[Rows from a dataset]
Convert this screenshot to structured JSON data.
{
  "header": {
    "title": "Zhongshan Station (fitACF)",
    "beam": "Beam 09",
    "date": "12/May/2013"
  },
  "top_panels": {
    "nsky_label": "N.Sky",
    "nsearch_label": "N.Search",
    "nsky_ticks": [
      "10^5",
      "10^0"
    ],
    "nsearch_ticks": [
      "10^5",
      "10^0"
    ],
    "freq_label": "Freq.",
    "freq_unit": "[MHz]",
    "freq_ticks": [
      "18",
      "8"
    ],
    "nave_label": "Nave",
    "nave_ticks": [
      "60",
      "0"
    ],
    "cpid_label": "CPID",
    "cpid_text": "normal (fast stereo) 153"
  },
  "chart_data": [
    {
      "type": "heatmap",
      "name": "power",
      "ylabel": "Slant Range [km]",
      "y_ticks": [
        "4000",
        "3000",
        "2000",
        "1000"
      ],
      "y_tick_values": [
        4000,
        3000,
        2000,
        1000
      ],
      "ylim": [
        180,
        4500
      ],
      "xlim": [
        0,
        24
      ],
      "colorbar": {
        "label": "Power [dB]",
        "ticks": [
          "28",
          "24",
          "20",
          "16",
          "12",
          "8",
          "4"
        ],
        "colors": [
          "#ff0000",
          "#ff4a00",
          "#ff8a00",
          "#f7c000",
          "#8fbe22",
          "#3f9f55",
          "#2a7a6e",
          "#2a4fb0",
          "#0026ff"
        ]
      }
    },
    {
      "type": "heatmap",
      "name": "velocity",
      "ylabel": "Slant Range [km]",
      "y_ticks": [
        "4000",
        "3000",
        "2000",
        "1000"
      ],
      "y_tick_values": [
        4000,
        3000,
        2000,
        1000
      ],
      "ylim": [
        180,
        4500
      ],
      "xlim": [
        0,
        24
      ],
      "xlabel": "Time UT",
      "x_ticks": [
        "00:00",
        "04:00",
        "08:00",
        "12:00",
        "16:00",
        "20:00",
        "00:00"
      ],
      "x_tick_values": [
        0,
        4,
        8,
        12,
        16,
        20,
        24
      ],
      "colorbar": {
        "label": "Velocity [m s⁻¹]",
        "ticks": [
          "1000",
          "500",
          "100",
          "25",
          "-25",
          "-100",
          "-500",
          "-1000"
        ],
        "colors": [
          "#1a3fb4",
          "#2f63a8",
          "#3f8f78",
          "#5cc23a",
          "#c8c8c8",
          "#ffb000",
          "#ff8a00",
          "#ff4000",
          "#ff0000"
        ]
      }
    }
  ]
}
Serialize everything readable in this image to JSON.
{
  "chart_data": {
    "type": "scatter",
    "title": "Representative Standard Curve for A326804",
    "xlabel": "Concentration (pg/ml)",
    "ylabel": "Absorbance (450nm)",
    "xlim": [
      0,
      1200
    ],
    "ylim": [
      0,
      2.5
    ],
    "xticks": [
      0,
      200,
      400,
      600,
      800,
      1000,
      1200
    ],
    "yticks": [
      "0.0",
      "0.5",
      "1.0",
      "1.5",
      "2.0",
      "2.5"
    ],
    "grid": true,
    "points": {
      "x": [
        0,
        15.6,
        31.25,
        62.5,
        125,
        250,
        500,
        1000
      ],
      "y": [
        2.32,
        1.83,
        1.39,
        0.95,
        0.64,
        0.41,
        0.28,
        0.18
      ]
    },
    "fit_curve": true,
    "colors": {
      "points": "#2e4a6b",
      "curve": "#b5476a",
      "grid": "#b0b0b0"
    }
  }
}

Request ▸
Please repeat the material above, word for word and in full.

Answer below ▸
Convert this screenshot to structured JSON data.
{
  "header": {
    "title": "Zhongshan Station (fitACF)",
    "beam": "Beam 09",
    "date": "12/May/2013"
  },
  "top_panels": {
    "nsky_label": "N.Sky",
    "nsearch_label": "N.Search",
    "nsky_ticks": [
      "10^5",
      "10^0"
    ],
    "nsearch_ticks": [
      "10^5",
      "10^0"
    ],
    "freq_label": "Freq.",
    "freq_unit": "[MHz]",
    "freq_ticks": [
      "18",
      "8"
    ],
    "nave_label": "Nave",
    "nave_ticks": [
      "60",
      "0"
    ],
    "cpid_label": "CPID",
    "cpid_text": "normal (fast stereo) 153"
  },
  "chart_data": [
    {
      "type": "heatmap",
      "name": "power",
      "ylabel": "Slant Range [km]",
      "y_ticks": [
        "4000",
        "3000",
        "2000",
        "1000"
      ],
      "y_tick_values": [
        4000,
        3000,
        2000,
        1000
      ],
      "ylim": [
        180,
        4500
      ],
      "xlim": [
        0,
        24
      ],
      "colorbar": {
        "label": "Power [dB]",
        "ticks": [
          "28",
          "24",
          "20",
          "16",
          "12",
          "8",
          "4"
        ],
        "colors": [
          "#ff0000",
          "#ff4a00",
          "#ff8a00",
          "#f7c000",
          "#8fbe22",
          "#3f9f55",
          "#2a7a6e",
          "#2a4fb0",
          "#0026ff"
        ]
      }
    },
    {
      "type": "heatmap",
      "name": "velocity",
      "ylabel": "Slant Range [km]",
      "y_ticks": [
        "4000",
        "3000",
        "2000",
        "1000"
      ],
      "y_tick_values": [
        4000,
        3000,
        2000,
        1000
      ],
      "ylim": [
        180,
        4500
      ],
      "xlim": [
        0,
        24
      ],
      "xlabel": "Time UT",
      "x_ticks": [
        "00:00",
        "04:00",
        "08:00",
        "12:00",
        "16:00",
        "20:00",
        "00:00"
      ],
      "x_tick_values": [
        0,
        4,
        8,
        12,
        16,
        20,
        24
      ],
      "colorbar": {
        "label": "Velocity [m s⁻¹]",
        "ticks": [
          "1000",
          "500",
          "100",
          "25",
          "-25",
          "-100",
          "-500",
          "-1000"
        ],
        "colors": [
          "#1a3fb4",
          "#2f63a8",
          "#3f8f78",
          "#5cc23a",
          "#c8c8c8",
          "#ffb000",
          "#ff8a00",
          "#ff4000",
          "#ff0000"
        ]
      }
    }
  ]
}
Serialize everything readable in this image to JSON.
{
  "chart_data": {
    "type": "scatter",
    "title": "Representative Standard Curve for A326804",
    "xlabel": "Concentration (pg/ml)",
    "ylabel": "Absorbance (450nm)",
    "xlim": [
      0,
      1200
    ],
    "ylim": [
      0,
      2.5
    ],
    "xticks": [
      0,
      200,
      400,
      600,
      800,
      1000,
      1200
    ],
    "yticks": [
      "0.0",
      "0.5",
      "1.0",
      "1.5",
      "2.0",
      "2.5"
    ],
    "grid": true,
    "points": {
      "x": [
        0,
        15.6,
        31.25,
        62.5,
        125,
        250,
        500,
        1000
      ],
      "y": [
        2.32,
        1.83,
        1.39,
        0.95,
        0.64,
        0.41,
        0.28,
        0.18
      ]
    },
    "fit_curve": true,
    "colors": {
      "points": "#2e4a6b",
      "curve": "#b5476a",
      "grid": "#b0b0b0"
    }
  }
}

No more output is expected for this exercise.